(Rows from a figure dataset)
***
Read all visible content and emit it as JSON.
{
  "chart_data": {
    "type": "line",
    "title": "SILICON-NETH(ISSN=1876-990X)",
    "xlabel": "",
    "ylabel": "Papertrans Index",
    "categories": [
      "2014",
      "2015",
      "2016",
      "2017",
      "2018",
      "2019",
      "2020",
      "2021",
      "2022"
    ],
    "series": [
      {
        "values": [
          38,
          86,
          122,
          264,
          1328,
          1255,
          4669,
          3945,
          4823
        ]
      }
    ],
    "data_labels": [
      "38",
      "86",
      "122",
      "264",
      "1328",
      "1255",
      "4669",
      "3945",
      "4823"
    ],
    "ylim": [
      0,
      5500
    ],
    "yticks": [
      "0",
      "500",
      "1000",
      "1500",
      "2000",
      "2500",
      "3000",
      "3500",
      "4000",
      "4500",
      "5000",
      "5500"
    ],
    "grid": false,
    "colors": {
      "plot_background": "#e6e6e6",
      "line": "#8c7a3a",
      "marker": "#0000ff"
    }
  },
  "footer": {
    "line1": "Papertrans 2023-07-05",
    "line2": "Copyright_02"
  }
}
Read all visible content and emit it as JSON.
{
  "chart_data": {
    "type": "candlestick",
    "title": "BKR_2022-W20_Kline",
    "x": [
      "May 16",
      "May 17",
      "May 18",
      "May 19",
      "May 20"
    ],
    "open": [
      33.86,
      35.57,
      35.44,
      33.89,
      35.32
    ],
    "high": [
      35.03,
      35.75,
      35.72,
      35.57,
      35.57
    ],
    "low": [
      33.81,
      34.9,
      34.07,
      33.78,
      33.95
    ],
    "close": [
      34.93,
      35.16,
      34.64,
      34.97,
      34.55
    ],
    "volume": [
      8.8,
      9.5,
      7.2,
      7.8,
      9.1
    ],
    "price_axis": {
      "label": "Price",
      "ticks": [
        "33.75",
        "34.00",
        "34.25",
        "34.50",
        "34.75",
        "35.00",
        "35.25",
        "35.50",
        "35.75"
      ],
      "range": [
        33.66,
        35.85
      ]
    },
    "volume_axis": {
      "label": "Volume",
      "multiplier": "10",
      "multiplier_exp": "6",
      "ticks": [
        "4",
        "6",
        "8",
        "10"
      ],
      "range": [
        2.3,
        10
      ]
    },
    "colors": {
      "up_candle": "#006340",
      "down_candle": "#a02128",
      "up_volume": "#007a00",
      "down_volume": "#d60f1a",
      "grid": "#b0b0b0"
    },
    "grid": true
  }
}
***
* **Work to complete**
Extract the listing in its entirety, matching it exactly.

* **Full response**
Read all visible content and emit it as JSON.
{
  "chart_data": {
    "type": "line",
    "title": "SILICON-NETH(ISSN=1876-990X)",
    "xlabel": "",
    "ylabel": "Papertrans Index",
    "categories": [
      "2014",
      "2015",
      "2016",
      "2017",
      "2018",
      "2019",
      "2020",
      "2021",
      "2022"
    ],
    "series": [
      {
        "values": [
          38,
          86,
          122,
          264,
          1328,
          1255,
          4669,
          3945,
          4823
        ]
      }
    ],
    "data_labels": [
      "38",
      "86",
      "122",
      "264",
      "1328",
      "1255",
      "4669",
      "3945",
      "4823"
    ],
    "ylim": [
      0,
      5500
    ],
    "yticks": [
      "0",
      "500",
      "1000",
      "1500",
      "2000",
      "2500",
      "3000",
      "3500",
      "4000",
      "4500",
      "5000",
      "5500"
    ],
    "grid": false,
    "colors": {
      "plot_background": "#e6e6e6",
      "line": "#8c7a3a",
      "marker": "#0000ff"
    }
  },
  "footer": {
    "line1": "Papertrans 2023-07-05",
    "line2": "Copyright_02"
  }
}
Read all visible content and emit it as JSON.
{
  "chart_data": {
    "type": "candlestick",
    "title": "BKR_2022-W20_Kline",
    "x": [
      "May 16",
      "May 17",
      "May 18",
      "May 19",
      "May 20"
    ],
    "open": [
      33.86,
      35.57,
      35.44,
      33.89,
      35.32
    ],
    "high": [
      35.03,
      35.75,
      35.72,
      35.57,
      35.57
    ],
    "low": [
      33.81,
      34.9,
      34.07,
      33.78,
      33.95
    ],
    "close": [
      34.93,
      35.16,
      34.64,
      34.97,
      34.55
    ],
    "volume": [
      8.8,
      9.5,
      7.2,
      7.8,
      9.1
    ],
    "price_axis": {
      "label": "Price",
      "ticks": [
        "33.75",
        "34.00",
        "34.25",
        "34.50",
        "34.75",
        "35.00",
        "35.25",
        "35.50",
        "35.75"
      ],
      "range": [
        33.66,
        35.85
      ]
    },
    "volume_axis": {
      "label": "Volume",
      "multiplier": "10",
      "multiplier_exp": "6",
      "ticks": [
        "4",
        "6",
        "8",
        "10"
      ],
      "range": [
        2.3,
        10
      ]
    },
    "colors": {
      "up_candle": "#006340",
      "down_candle": "#a02128",
      "up_volume": "#007a00",
      "down_volume": "#d60f1a",
      "grid": "#b0b0b0"
    },
    "grid": true
  }
}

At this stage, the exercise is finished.